Provided information:
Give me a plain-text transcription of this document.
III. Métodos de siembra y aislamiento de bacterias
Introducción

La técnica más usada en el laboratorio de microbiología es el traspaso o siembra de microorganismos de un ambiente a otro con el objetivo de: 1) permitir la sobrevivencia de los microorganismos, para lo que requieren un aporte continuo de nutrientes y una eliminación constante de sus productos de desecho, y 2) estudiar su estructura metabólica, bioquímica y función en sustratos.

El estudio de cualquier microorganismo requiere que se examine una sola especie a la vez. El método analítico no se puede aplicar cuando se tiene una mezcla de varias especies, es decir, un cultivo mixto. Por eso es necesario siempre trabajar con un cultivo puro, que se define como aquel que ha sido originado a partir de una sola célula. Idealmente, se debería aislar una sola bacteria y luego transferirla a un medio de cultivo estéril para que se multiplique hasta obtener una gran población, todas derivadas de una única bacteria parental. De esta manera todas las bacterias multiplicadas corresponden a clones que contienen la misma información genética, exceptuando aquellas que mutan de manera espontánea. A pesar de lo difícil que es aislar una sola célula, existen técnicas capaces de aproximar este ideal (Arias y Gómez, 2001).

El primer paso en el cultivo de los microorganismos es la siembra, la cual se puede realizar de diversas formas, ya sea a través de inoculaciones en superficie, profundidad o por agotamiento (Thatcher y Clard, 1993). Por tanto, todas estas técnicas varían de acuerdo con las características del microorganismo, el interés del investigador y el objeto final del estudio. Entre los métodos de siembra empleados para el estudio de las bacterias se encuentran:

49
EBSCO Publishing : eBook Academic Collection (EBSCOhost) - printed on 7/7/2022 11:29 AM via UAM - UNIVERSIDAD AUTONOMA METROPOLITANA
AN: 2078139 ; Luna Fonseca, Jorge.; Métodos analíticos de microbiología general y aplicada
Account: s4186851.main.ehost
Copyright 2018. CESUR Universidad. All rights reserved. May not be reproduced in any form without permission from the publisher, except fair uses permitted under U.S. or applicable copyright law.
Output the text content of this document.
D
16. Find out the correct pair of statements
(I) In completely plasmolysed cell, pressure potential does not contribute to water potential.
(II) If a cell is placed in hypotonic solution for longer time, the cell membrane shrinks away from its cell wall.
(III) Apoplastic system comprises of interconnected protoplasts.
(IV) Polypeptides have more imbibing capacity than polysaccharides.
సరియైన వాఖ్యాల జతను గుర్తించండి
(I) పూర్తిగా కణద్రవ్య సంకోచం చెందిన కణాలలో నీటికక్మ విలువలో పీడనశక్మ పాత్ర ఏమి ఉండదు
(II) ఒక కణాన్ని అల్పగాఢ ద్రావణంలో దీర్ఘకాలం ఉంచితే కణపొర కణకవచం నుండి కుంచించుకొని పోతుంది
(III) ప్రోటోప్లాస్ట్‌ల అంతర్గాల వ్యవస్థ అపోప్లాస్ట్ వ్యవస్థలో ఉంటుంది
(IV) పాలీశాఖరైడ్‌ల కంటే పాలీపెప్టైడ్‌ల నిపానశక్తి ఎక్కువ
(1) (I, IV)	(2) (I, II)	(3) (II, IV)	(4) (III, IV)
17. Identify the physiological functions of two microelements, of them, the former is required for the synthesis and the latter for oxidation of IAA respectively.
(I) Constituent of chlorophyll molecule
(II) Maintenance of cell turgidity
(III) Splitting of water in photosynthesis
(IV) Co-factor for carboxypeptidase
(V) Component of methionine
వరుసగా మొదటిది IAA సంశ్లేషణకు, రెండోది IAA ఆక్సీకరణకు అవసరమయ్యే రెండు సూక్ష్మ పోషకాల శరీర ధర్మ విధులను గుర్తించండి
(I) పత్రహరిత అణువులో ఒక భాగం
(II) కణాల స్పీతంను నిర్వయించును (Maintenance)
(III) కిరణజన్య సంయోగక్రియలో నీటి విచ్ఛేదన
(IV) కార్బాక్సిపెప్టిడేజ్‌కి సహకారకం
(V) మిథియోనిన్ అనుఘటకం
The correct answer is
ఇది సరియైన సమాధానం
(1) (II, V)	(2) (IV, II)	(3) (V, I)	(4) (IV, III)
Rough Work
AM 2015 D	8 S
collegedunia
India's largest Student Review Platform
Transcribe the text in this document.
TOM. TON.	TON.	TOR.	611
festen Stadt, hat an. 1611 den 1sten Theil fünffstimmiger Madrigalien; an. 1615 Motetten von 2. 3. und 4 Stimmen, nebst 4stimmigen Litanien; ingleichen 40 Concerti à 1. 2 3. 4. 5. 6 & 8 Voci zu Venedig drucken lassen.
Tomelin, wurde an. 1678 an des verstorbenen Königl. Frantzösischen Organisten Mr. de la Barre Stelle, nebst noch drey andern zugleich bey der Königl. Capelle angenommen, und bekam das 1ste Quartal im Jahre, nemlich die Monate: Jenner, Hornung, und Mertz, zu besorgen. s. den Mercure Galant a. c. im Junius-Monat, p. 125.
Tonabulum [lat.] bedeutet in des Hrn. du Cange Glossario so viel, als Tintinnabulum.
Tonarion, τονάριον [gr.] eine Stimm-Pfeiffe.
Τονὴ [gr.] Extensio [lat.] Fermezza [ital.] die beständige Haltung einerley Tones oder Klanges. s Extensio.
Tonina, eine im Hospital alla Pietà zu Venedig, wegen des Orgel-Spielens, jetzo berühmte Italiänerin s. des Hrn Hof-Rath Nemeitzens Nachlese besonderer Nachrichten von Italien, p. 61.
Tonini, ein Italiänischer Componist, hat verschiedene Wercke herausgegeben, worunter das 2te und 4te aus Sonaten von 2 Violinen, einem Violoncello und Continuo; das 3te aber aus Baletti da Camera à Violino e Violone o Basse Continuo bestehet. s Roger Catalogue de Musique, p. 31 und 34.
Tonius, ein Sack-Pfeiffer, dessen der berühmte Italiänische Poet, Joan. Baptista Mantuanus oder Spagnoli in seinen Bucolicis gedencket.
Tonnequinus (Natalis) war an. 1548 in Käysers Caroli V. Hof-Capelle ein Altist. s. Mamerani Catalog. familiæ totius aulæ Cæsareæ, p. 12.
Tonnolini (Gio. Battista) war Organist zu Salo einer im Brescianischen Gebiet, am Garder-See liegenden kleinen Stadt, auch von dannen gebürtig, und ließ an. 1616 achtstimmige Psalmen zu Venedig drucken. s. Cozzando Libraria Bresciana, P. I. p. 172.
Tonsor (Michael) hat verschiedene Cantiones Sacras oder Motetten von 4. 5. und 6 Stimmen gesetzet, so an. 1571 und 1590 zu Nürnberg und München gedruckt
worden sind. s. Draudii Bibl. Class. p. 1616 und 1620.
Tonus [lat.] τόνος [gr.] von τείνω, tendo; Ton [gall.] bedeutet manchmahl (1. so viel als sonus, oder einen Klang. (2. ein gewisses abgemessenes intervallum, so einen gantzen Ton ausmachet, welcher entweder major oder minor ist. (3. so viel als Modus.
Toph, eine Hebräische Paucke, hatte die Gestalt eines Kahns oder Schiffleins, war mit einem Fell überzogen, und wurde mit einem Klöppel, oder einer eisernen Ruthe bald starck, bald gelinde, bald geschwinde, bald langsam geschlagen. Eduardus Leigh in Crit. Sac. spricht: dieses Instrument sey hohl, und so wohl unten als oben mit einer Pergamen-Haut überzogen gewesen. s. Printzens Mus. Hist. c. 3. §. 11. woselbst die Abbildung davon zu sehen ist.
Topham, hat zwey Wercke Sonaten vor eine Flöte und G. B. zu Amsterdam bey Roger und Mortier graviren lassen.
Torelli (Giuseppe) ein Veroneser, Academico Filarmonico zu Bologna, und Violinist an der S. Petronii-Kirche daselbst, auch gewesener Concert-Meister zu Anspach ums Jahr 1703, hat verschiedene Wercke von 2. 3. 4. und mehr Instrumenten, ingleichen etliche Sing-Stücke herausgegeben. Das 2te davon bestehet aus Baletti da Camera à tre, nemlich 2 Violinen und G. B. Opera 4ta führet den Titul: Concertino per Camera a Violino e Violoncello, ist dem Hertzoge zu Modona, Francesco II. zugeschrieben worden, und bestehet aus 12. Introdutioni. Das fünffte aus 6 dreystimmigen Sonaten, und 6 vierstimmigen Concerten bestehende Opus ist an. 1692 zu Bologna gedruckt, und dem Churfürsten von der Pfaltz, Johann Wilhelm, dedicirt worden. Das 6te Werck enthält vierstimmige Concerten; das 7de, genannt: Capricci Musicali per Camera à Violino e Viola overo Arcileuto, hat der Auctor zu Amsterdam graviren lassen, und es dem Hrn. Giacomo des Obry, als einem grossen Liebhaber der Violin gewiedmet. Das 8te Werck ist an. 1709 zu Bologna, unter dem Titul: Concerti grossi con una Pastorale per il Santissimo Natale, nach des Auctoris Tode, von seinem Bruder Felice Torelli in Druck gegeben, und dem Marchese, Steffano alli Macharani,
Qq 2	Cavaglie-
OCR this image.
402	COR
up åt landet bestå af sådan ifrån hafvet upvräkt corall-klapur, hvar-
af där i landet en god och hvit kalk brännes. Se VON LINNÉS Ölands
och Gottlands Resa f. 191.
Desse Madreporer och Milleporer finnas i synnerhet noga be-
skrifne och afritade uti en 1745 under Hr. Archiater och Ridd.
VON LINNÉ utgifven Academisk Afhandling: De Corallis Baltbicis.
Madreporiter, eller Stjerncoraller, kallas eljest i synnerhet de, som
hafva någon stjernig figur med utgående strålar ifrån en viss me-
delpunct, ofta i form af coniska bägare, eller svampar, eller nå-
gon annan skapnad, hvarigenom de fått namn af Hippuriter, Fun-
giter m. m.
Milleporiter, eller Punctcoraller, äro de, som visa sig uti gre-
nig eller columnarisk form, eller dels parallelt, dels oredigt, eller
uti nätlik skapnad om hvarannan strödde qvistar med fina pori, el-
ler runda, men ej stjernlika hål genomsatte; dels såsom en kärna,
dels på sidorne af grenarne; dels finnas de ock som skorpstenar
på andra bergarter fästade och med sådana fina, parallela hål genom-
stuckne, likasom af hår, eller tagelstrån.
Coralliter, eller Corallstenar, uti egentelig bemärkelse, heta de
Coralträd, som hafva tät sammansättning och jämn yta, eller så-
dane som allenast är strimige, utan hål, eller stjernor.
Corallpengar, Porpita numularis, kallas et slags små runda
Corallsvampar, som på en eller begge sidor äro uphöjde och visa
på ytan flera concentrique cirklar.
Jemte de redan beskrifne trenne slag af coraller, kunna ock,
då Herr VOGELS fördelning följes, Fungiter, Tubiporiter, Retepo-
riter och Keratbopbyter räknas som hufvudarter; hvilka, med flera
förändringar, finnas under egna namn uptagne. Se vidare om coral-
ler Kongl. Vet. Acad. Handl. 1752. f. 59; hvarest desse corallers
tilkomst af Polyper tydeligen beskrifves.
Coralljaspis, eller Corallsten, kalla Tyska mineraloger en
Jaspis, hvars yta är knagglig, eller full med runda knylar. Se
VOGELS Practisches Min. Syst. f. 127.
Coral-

Task brief:
Go over the listing above and copy out each line that includes "drucken".

Exercise answer:
festen Stadt, hat an. 1611 den 1sten Theil fünffstimmiger Madrigalien; an. 1615 Motetten von 2. 3. und 4 Stimmen, nebst 4stimmigen Litanien; ingleichen 40 Concerti à 1. 2 3. 4. 5. 6 & 8 Voci zu Venedig drucken lassen.
Tonnolini (Gio. Battista) war Organist zu Salo einer im Brescianischen Gebiet, am Garder-See liegenden kleinen Stadt, auch von dannen gebürtig, und ließ an. 1616 achtstimmige Psalmen zu Venedig drucken. s. Cozzando Libraria Bresciana, P. I. p. 172.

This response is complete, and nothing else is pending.